Your task is to repeat the entries word for word while leaving out the pictures.

━━━ STORED RECORDS ━━━

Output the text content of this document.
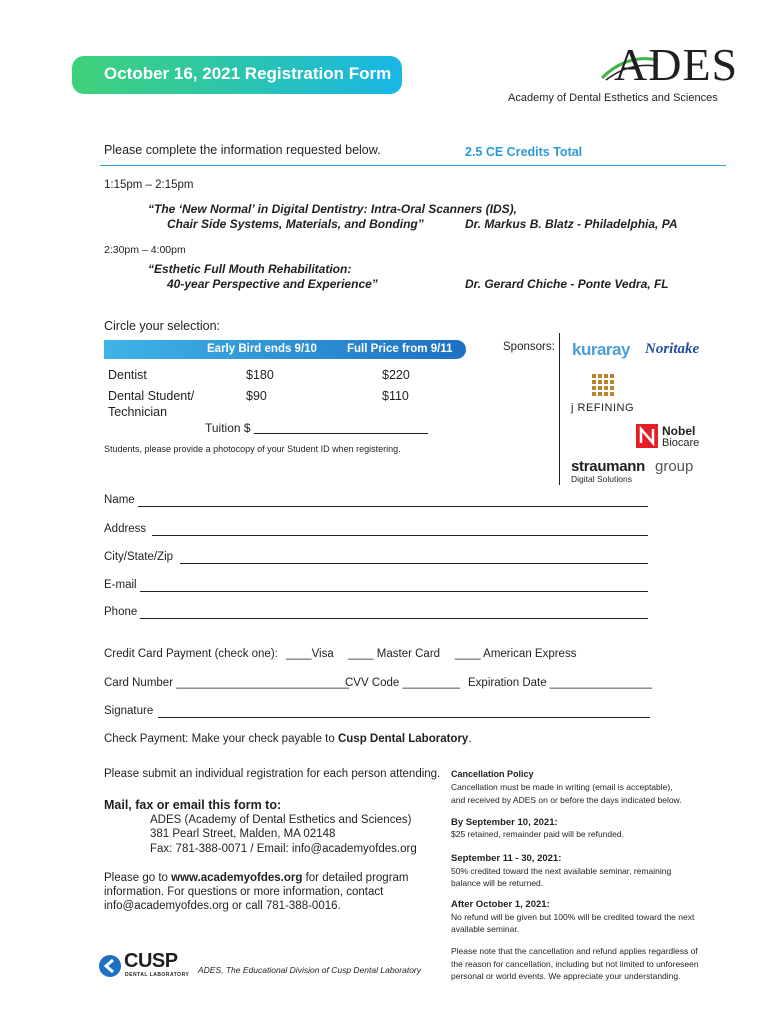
October 16, 2021 Registration Form	ADES
Academy of Dental Esthetics and Sciences
Please complete the information requested below.	2.5 CE Credits Total
1:15pm – 2:15pm
“The ‘New Normal’ in Digital Dentistry: Intra-Oral Scanners (IDS),
Chair Side Systems, Materials, and Bonding”	Dr. Markus B. Blatz - Philadelphia, PA
2:30pm – 4:00pm
“Esthetic Full Mouth Rehabilitation:
40-year Perspective and Experience”	Dr. Gerard Chiche - Ponte Vedra, FL
Circle your selection:
Early Bird ends 9/10	Full Price from 9/11
Dentist	$180	$220
Dental Student/
Technician
$90	$110
Tuition $
Students, please provide a photocopy of your Student ID when registering.
Sponsors: kuraray Noritake
j REFINING
Nobel
Biocare
straumann group
Digital Solutions
Name
Address
City/State/Zip
E-mail
Phone
Credit Card Payment (check one): ____Visa ____ Master Card ____ American Express
Card Number ___________________________
CVV Code _________ Expiration Date ________________
Signature
Check Payment: Make your check payable to Cusp Dental Laboratory.
Please submit an individual registration for each person attending.
Mail, fax or email this form to:
ADES (Academy of Dental Esthetics and Sciences)
381 Pearl Street, Malden, MA 02148
Fax: 781-388-0071 / Email: info@academyofdes.org
Please go to www.academyofdes.org for detailed program
information. For questions or more information, contact
info@academyofdes.org or call 781-388-0016.
CUSP
DENTAL LABORATORY ADES, The Educational Division of Cusp Dental Laboratory
Cancellation Policy
Cancellation must be made in writing (email is acceptable),
and received by ADES on or before the days indicated below.
By September 10, 2021:
$25 retained, remainder paid will be refunded.
September 11 - 30, 2021:
50% credited toward the next available seminar, remaining
balance will be returned.
After October 1, 2021:
No refund will be given but 100% will be credited toward the next
available seminar.
Please note that the cancellation and refund applies regardless of
the reason for cancellation, including but not limited to unforeseen
personal or world events. We appreciate your understanding.
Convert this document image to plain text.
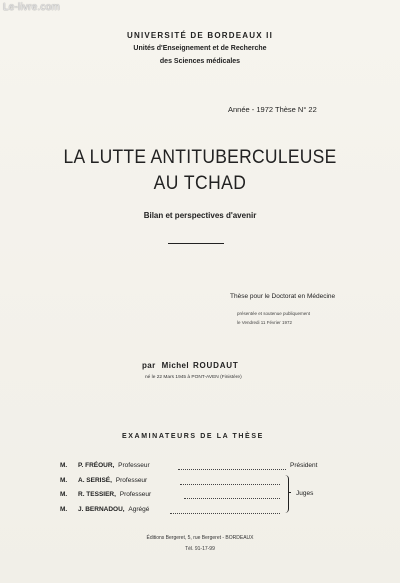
Le-livre.com
UNIVERSITÉ DE BORDEAUX II
Unités d'Enseignement et de Recherche
des Sciences médicales
Année - 1972 Thèse N° 22
LA LUTTE ANTITUBERCULEUSE
AU TCHAD
Bilan et perspectives d'avenir
Thèse pour le Doctorat en Médecine
présentée et soutenue publiquement
le Vendredi 11 Février 1972
par Michel ROUDAUT
né le 22 Mars 1945 à PONT-AVEN (Finistère)
EXAMINATEURS DE LA THÈSE
M. P. FRÉOUR, Professeur	Président
M. A. SERISÉ, Professeur
M. R. TESSIER, Professeur
M. J. BERNADOU, Agrégé
Juges
Éditions Bergeret, 5, rue Bergeret - BORDEAUX
Tél. 91-17-99
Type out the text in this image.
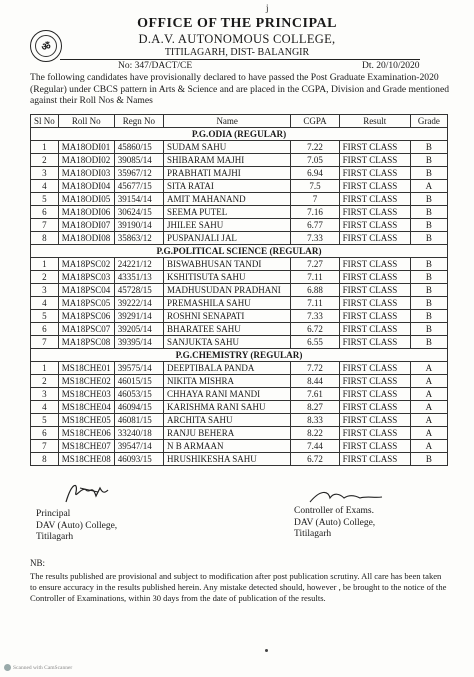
j
ॐ
OFFICE OF THE PRINCIPAL
D.A.V. AUTONOMOUS COLLEGE,
TITILAGARH, DIST- BALANGIR
No: 347/DACT/CE	Dt. 20/10/2020
The following candidates have provisionally declared to have passed the Post Graduate Examination-2020 (Regular) under CBCS pattern in Arts & Science and are placed in the CGPA, Division and Grade mentioned against their Roll Nos & Names
Sl No	Roll No	Regn No	Name	CGPA	Result	Grade
P.G.ODIA (REGULAR)						
1	MA18ODI01	45860/15	SUDAM SAHU	7.22	FIRST CLASS	B
2	MA18ODI02	39085/14	SHIBARAM MAJHI	7.05	FIRST CLASS	B
3	MA18ODI03	35967/12	PRABHATI MAJHI	6.94	FIRST CLASS	B
4	MA18ODI04	45677/15	SITA RATAI	7.5	FIRST CLASS	A
5	MA18ODI05	39154/14	AMIT MAHANAND	7	FIRST CLASS	B
6	MA18ODI06	30624/15	SEEMA PUTEL	7.16	FIRST CLASS	B
7	MA18ODI07	39190/14	JHILEE SAHU	6.77	FIRST CLASS	B
8	MA18ODI08	35863/12	PUSPANJALI JAL	7.33	FIRST CLASS	B
P.G.POLITICAL SCIENCE (REGULAR)						
1	MA18PSC02	24221/12	BISWABHUSAN TANDI	7.27	FIRST CLASS	B
2	MA18PSC03	43351/13	KSHITISUTA SAHU	7.11	FIRST CLASS	B
3	MA18PSC04	45728/15	MADHUSUDAN PRADHANI	6.88	FIRST CLASS	B
4	MA18PSC05	39222/14	PREMASHILA SAHU	7.11	FIRST CLASS	B
5	MA18PSC06	39291/14	ROSHNI SENAPATI	7.33	FIRST CLASS	B
6	MA18PSC07	39205/14	BHARATEE SAHU	6.72	FIRST CLASS	B
7	MA18PSC08	39395/14	SANJUKTA SAHU	6.55	FIRST CLASS	B
P.G.CHEMISTRY (REGULAR)						
1	MS18CHE01	39575/14	DEEPTIBALA PANDA	7.72	FIRST CLASS	A
2	MS18CHE02	46015/15	NIKITA MISHRA	8.44	FIRST CLASS	A
3	MS18CHE03	46053/15	CHHAYA RANI MANDI	7.61	FIRST CLASS	A
4	MS18CHE04	46094/15	KARISHMA RANI SAHU	8.27	FIRST CLASS	A
5	MS18CHE05	46081/15	ARCHITA SAHU	8.33	FIRST CLASS	A
6	MS18CHE06	33240/18	RANJU BEHERA	8.22	FIRST CLASS	A
7	MS18CHE07	39547/14	N B ARMAAN	7.44	FIRST CLASS	A
8	MS18CHE08	46093/15	HRUSHIKESHA SAHU	6.72	FIRST CLASS	B
Principal
DAV (Auto) College,
Titilagarh
Controller of Exams.
DAV (Auto) College,
Titilagarh
NB:
The results published are provisional and subject to modification after post publication scrutiny. All care has been taken to ensure accuracy in the results published herein. Any mistake detected should, however , be brought to the notice of the Controller of Examinations, within 30 days from the date of publication of the results.
Scanned with CamScanner
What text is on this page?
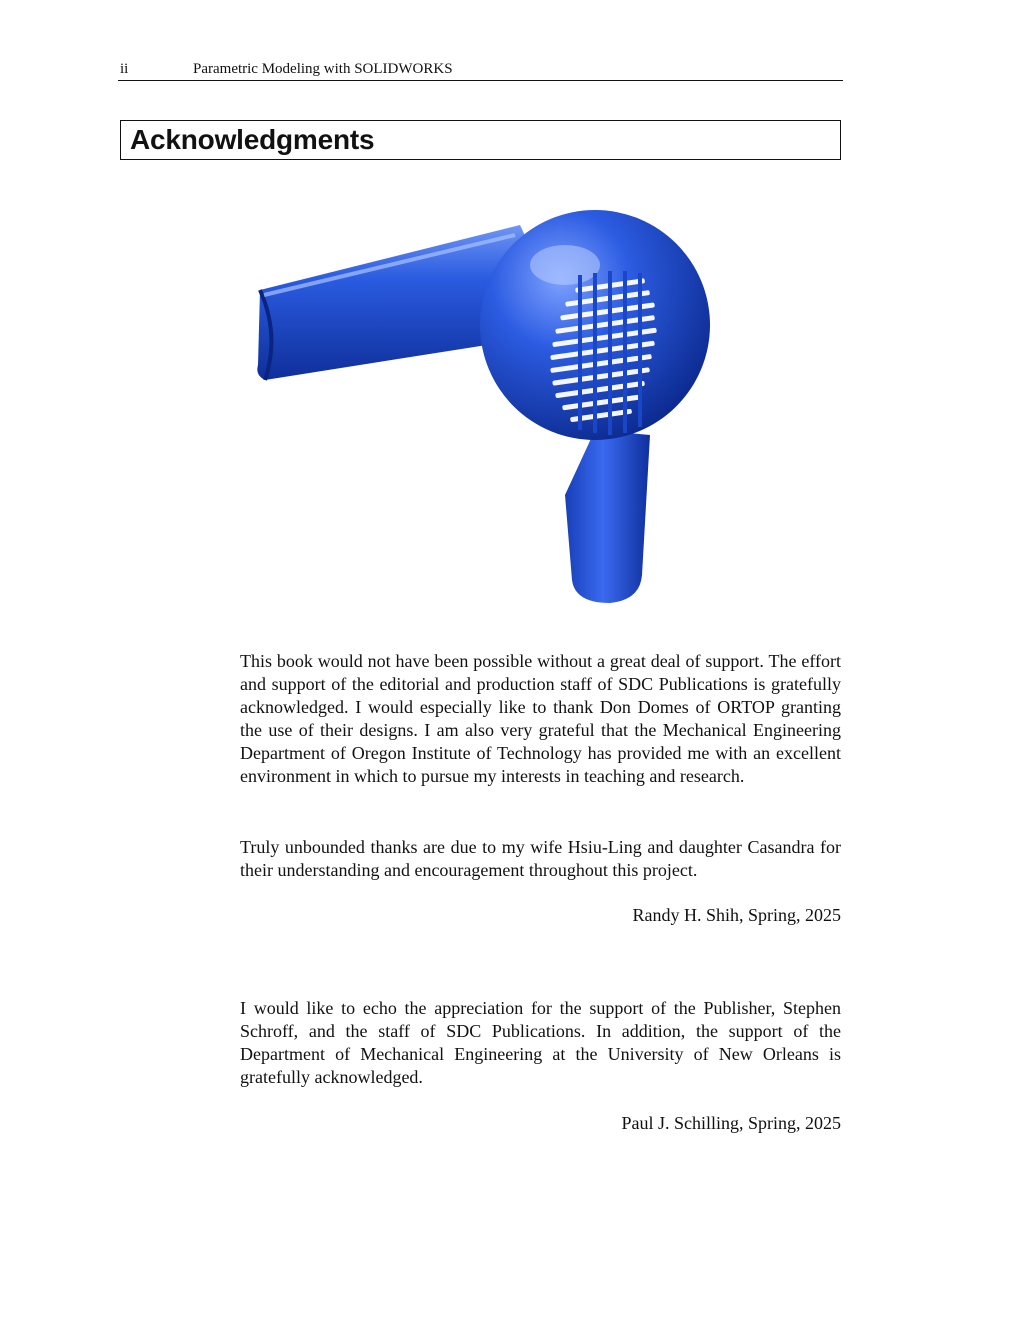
ii	Parametric Modeling with SOLIDWORKS
Acknowledgments

This book would not have been possible without a great deal of support. The effort and support of the editorial and production staff of SDC Publications is gratefully acknowledged. I would especially like to thank Don Domes of ORTOP granting the use of their designs. I am also very grateful that the Mechanical Engineering Department of Oregon Institute of Technology has provided me with an excellent environment in which to pursue my interests in teaching and research.

Truly unbounded thanks are due to my wife Hsiu-Ling and daughter Casandra for their understanding and encouragement throughout this project.

Randy H. Shih, Spring, 2025

I would like to echo the appreciation for the support of the Publisher, Stephen Schroff, and the staff of SDC Publications. In addition, the support of the Department of Mechanical Engineering at the University of New Orleans is gratefully acknowledged.

Paul J. Schilling, Spring, 2025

━━━

■ WRITTEN SOLUTION ■
Output the text content of this document.
October 16, 2021 Registration Form	ADES
Academy of Dental Esthetics and Sciences
Please complete the information requested below.	2.5 CE Credits Total
1:15pm – 2:15pm
“The ‘New Normal’ in Digital Dentistry: Intra-Oral Scanners (IDS),
Chair Side Systems, Materials, and Bonding”	Dr. Markus B. Blatz - Philadelphia, PA
2:30pm – 4:00pm
“Esthetic Full Mouth Rehabilitation:
40-year Perspective and Experience”	Dr. Gerard Chiche - Ponte Vedra, FL
Circle your selection:
Early Bird ends 9/10	Full Price from 9/11
Dentist	$180	$220
Dental Student/
Technician
$90	$110
Tuition $
Students, please provide a photocopy of your Student ID when registering.
Sponsors: kuraray Noritake
j REFINING
Nobel
Biocare
straumann group
Digital Solutions
Name
Address
City/State/Zip
E-mail
Phone
Credit Card Payment (check one): ____Visa ____ Master Card ____ American Express
Card Number ___________________________
CVV Code _________ Expiration Date ________________
Signature
Check Payment: Make your check payable to Cusp Dental Laboratory.
Please submit an individual registration for each person attending.
Mail, fax or email this form to:
ADES (Academy of Dental Esthetics and Sciences)
381 Pearl Street, Malden, MA 02148
Fax: 781-388-0071 / Email: info@academyofdes.org
Please go to www.academyofdes.org for detailed program
information. For questions or more information, contact
info@academyofdes.org or call 781-388-0016.
CUSP
DENTAL LABORATORY ADES, The Educational Division of Cusp Dental Laboratory
Cancellation Policy
Cancellation must be made in writing (email is acceptable),
and received by ADES on or before the days indicated below.
By September 10, 2021:
$25 retained, remainder paid will be refunded.
September 11 - 30, 2021:
50% credited toward the next available seminar, remaining
balance will be returned.
After October 1, 2021:
No refund will be given but 100% will be credited toward the next
available seminar.
Please note that the cancellation and refund applies regardless of
the reason for cancellation, including but not limited to unforeseen
personal or world events. We appreciate your understanding.
Convert this document image to plain text.
Le-livre.com
UNIVERSITÉ DE BORDEAUX II
Unités d'Enseignement et de Recherche
des Sciences médicales
Année - 1972 Thèse N° 22
LA LUTTE ANTITUBERCULEUSE
AU TCHAD
Bilan et perspectives d'avenir
Thèse pour le Doctorat en Médecine
présentée et soutenue publiquement
le Vendredi 11 Février 1972
par Michel ROUDAUT
né le 22 Mars 1945 à PONT-AVEN (Finistère)
EXAMINATEURS DE LA THÈSE
M. P. FRÉOUR, Professeur	Président
M. A. SERISÉ, Professeur
M. R. TESSIER, Professeur
M. J. BERNADOU, Agrégé
Juges
Éditions Bergeret, 5, rue Bergeret - BORDEAUX
Tél. 91-17-99
Type out the text in this image.
j
ॐ
OFFICE OF THE PRINCIPAL
D.A.V. AUTONOMOUS COLLEGE,
TITILAGARH, DIST- BALANGIR
No: 347/DACT/CE	Dt. 20/10/2020
The following candidates have provisionally declared to have passed the Post Graduate Examination-2020 (Regular) under CBCS pattern in Arts & Science and are placed in the CGPA, Division and Grade mentioned against their Roll Nos & Names
Sl No	Roll No	Regn No	Name	CGPA	Result	Grade
P.G.ODIA (REGULAR)						
1	MA18ODI01	45860/15	SUDAM SAHU	7.22	FIRST CLASS	B
2	MA18ODI02	39085/14	SHIBARAM MAJHI	7.05	FIRST CLASS	B
3	MA18ODI03	35967/12	PRABHATI MAJHI	6.94	FIRST CLASS	B
4	MA18ODI04	45677/15	SITA RATAI	7.5	FIRST CLASS	A
5	MA18ODI05	39154/14	AMIT MAHANAND	7	FIRST CLASS	B
6	MA18ODI06	30624/15	SEEMA PUTEL	7.16	FIRST CLASS	B
7	MA18ODI07	39190/14	JHILEE SAHU	6.77	FIRST CLASS	B
8	MA18ODI08	35863/12	PUSPANJALI JAL	7.33	FIRST CLASS	B
P.G.POLITICAL SCIENCE (REGULAR)						
1	MA18PSC02	24221/12	BISWABHUSAN TANDI	7.27	FIRST CLASS	B
2	MA18PSC03	43351/13	KSHITISUTA SAHU	7.11	FIRST CLASS	B
3	MA18PSC04	45728/15	MADHUSUDAN PRADHANI	6.88	FIRST CLASS	B
4	MA18PSC05	39222/14	PREMASHILA SAHU	7.11	FIRST CLASS	B
5	MA18PSC06	39291/14	ROSHNI SENAPATI	7.33	FIRST CLASS	B
6	MA18PSC07	39205/14	BHARATEE SAHU	6.72	FIRST CLASS	B
7	MA18PSC08	39395/14	SANJUKTA SAHU	6.55	FIRST CLASS	B
P.G.CHEMISTRY (REGULAR)						
1	MS18CHE01	39575/14	DEEPTIBALA PANDA	7.72	FIRST CLASS	A
2	MS18CHE02	46015/15	NIKITA MISHRA	8.44	FIRST CLASS	A
3	MS18CHE03	46053/15	CHHAYA RANI MANDI	7.61	FIRST CLASS	A
4	MS18CHE04	46094/15	KARISHMA RANI SAHU	8.27	FIRST CLASS	A
5	MS18CHE05	46081/15	ARCHITA SAHU	8.33	FIRST CLASS	A
6	MS18CHE06	33240/18	RANJU BEHERA	8.22	FIRST CLASS	A
7	MS18CHE07	39547/14	N B ARMAAN	7.44	FIRST CLASS	A
8	MS18CHE08	46093/15	HRUSHIKESHA SAHU	6.72	FIRST CLASS	B
Principal
DAV (Auto) College,
Titilagarh
Controller of Exams.
DAV (Auto) College,
Titilagarh
NB:
The results published are provisional and subject to modification after post publication scrutiny. All care has been taken to ensure accuracy in the results published herein. Any mistake detected should, however , be brought to the notice of the Controller of Examinations, within 30 days from the date of publication of the results.
Scanned with CamScanner
What text is on this page?
ii	Parametric Modeling with SOLIDWORKS
Acknowledgments

This book would not have been possible without a great deal of support. The effort and support of the editorial and production staff of SDC Publications is gratefully acknowledged. I would especially like to thank Don Domes of ORTOP granting the use of their designs. I am also very grateful that the Mechanical Engineering Department of Oregon Institute of Technology has provided me with an excellent environment in which to pursue my interests in teaching and research.

Truly unbounded thanks are due to my wife Hsiu-Ling and daughter Casandra for their understanding and encouragement throughout this project.

Randy H. Shih, Spring, 2025

I would like to echo the appreciation for the support of the Publisher, Stephen Schroff, and the staff of SDC Publications. In addition, the support of the Department of Mechanical Engineering at the University of New Orleans is gratefully acknowledged.

Paul J. Schilling, Spring, 2025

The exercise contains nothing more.